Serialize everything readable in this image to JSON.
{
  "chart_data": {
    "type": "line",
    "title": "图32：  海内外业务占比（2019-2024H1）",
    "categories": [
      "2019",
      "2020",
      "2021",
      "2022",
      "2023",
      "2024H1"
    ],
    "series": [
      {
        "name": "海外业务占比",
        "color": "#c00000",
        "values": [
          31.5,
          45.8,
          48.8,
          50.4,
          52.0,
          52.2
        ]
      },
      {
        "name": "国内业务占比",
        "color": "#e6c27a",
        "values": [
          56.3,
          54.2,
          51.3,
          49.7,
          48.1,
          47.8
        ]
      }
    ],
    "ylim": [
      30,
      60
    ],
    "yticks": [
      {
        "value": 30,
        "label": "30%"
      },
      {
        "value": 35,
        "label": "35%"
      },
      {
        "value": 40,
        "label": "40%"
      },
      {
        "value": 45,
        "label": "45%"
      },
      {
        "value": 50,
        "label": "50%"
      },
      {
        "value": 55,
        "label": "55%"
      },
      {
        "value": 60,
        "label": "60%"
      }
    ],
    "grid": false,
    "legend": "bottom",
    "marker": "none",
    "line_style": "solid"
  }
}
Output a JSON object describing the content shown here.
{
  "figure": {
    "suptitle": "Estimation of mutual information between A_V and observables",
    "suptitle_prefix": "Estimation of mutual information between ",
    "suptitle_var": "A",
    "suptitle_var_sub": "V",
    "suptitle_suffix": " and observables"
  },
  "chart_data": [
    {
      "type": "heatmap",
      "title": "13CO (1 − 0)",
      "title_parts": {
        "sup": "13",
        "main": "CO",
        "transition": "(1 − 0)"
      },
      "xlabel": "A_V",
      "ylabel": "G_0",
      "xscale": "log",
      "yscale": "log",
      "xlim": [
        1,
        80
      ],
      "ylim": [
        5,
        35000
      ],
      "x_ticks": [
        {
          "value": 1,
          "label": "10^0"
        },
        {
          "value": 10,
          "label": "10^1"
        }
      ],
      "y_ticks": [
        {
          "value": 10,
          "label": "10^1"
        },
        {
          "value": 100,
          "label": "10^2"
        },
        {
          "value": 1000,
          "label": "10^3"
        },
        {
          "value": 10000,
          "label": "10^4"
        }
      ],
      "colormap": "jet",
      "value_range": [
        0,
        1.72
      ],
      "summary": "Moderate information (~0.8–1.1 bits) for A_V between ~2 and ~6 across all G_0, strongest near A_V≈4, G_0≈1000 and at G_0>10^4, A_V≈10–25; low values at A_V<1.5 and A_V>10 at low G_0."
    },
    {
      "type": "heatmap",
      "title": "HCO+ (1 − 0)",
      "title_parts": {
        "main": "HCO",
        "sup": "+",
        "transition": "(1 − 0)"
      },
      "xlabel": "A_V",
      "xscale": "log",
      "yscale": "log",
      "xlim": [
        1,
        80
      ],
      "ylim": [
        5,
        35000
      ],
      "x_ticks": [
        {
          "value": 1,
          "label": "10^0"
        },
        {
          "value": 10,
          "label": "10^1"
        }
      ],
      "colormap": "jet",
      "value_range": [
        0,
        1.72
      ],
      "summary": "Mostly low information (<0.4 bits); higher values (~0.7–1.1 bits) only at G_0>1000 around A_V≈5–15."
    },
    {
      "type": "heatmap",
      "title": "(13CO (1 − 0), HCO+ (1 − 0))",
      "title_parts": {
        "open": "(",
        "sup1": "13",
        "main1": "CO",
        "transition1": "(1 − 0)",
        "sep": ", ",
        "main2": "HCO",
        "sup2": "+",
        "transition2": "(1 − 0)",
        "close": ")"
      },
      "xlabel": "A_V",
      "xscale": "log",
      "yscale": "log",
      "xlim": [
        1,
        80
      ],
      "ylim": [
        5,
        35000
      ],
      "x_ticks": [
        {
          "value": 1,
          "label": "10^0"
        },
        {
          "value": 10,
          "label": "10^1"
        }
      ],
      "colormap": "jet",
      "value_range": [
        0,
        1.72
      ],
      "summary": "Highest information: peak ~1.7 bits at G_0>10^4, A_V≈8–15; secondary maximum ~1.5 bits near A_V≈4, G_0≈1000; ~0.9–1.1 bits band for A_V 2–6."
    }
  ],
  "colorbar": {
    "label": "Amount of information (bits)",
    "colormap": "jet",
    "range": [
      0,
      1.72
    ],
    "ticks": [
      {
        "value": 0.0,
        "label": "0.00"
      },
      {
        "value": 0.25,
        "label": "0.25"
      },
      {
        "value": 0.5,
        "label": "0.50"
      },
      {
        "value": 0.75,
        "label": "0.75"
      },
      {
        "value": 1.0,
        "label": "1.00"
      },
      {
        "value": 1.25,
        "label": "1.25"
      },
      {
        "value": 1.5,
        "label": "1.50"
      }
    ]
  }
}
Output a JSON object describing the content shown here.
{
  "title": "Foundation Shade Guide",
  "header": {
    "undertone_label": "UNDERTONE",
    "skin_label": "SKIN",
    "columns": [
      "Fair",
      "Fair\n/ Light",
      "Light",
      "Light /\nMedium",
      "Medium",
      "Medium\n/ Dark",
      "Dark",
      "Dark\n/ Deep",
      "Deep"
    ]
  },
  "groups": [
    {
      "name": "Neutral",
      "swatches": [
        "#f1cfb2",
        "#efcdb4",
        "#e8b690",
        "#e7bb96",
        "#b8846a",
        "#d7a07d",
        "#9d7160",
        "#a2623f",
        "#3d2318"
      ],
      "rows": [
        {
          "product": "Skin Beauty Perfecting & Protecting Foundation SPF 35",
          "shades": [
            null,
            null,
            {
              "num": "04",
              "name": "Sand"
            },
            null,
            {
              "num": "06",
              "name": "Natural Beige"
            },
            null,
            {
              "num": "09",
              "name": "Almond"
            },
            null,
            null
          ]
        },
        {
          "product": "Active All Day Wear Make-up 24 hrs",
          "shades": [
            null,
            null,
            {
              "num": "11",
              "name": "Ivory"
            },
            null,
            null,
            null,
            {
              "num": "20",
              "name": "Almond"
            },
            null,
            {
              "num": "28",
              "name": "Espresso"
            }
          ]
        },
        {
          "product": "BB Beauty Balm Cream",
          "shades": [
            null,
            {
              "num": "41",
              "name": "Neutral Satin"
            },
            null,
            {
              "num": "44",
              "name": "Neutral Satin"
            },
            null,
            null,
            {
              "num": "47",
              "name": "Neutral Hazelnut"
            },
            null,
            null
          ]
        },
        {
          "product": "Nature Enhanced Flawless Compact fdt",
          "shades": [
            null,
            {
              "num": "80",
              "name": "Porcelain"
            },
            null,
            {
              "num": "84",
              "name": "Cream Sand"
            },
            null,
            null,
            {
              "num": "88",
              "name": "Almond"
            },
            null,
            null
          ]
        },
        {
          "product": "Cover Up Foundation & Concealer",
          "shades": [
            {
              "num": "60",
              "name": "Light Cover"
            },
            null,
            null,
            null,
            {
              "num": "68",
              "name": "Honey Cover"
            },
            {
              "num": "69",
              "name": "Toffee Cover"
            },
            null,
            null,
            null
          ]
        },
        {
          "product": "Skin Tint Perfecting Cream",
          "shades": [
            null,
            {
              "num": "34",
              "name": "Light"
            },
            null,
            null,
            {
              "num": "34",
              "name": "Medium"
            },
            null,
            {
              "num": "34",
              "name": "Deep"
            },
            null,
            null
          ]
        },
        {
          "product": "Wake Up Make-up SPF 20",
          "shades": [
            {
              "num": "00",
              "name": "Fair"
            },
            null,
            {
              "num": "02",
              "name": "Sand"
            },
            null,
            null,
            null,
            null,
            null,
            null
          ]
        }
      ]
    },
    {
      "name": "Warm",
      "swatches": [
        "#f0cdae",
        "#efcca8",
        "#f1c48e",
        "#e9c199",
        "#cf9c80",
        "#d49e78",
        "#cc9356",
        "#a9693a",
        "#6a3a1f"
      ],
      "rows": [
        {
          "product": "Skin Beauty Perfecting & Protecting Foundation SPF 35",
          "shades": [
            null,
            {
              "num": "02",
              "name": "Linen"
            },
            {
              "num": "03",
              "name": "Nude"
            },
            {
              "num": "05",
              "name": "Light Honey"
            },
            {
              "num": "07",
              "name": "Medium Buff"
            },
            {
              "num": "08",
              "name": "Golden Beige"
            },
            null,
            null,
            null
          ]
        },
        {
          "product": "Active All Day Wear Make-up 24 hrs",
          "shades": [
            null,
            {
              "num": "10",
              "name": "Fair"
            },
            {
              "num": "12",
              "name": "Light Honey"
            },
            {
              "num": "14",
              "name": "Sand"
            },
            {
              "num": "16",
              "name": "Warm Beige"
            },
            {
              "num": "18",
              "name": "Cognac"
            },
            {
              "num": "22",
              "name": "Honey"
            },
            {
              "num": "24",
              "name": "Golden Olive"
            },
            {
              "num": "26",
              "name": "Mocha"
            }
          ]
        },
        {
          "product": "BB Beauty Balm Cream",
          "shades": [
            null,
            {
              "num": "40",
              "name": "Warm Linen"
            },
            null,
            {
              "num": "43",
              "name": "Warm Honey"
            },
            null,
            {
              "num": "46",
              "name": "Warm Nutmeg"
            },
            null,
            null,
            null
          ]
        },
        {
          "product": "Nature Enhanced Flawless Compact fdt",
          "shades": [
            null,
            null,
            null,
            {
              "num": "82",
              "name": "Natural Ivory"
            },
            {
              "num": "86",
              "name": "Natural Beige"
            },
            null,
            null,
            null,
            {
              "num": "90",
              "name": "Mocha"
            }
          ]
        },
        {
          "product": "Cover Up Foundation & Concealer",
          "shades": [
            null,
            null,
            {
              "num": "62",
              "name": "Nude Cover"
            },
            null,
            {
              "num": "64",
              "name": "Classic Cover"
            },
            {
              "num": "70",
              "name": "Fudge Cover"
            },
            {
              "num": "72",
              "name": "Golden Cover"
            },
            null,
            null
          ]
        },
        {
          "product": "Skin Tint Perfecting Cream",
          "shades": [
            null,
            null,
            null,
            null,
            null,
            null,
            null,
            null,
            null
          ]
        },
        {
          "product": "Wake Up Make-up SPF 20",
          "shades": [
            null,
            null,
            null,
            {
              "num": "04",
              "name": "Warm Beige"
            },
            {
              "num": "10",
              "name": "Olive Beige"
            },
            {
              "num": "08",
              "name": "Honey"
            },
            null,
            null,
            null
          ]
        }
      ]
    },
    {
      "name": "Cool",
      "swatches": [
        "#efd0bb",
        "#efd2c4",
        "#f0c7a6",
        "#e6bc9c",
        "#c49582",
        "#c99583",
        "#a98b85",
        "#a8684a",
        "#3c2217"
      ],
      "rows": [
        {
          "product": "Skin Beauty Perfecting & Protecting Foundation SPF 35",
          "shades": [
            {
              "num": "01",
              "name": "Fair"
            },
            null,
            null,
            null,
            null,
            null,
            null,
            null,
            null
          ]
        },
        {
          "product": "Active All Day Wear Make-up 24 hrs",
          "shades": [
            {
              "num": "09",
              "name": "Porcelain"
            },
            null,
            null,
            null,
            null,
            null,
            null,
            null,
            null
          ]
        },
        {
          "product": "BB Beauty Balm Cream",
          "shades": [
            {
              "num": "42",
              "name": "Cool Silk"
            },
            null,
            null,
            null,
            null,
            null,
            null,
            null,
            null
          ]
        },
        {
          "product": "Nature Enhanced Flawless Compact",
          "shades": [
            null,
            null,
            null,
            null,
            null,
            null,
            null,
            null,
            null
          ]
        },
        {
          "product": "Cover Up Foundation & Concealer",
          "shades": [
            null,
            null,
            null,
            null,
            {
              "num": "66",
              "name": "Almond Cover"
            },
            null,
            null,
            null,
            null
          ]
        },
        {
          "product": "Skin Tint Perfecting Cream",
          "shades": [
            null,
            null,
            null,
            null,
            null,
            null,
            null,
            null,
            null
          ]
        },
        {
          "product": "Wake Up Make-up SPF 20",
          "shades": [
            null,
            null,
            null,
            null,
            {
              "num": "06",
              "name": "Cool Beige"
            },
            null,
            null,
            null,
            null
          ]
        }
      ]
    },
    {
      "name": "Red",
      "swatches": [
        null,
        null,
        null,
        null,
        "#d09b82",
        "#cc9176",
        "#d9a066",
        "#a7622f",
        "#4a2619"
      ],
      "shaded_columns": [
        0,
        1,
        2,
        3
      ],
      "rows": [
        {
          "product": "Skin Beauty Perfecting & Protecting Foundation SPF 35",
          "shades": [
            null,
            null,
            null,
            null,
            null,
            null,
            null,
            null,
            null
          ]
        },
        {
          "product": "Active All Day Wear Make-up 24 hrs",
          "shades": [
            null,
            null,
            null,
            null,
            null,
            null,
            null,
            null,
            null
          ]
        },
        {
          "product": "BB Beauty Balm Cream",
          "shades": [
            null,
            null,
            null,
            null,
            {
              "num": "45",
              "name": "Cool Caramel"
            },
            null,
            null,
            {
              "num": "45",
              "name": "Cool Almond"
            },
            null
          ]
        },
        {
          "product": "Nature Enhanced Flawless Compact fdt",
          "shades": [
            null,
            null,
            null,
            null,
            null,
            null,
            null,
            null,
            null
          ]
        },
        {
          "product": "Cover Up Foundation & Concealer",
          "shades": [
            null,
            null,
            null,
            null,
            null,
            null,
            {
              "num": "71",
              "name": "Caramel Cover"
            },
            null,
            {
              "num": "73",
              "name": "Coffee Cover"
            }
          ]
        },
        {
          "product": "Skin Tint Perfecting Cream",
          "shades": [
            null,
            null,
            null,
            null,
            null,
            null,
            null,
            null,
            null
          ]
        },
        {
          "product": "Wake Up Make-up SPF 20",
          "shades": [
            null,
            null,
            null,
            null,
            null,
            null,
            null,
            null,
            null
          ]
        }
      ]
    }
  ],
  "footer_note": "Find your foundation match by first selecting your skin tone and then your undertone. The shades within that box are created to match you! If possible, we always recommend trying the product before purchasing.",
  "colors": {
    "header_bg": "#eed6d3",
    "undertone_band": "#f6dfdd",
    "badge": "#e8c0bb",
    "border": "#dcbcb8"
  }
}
..............................
• TASK OBJECTIVE: Go through the records. Copy each line where "Light" appears.

• THE ANSWER:
      "Fair\n/ Light",
      "Light",
      "Light /\nMedium",
              "name": "Light Cover"
              "name": "Light"
              "name": "Light Honey"
              "name": "Light Honey"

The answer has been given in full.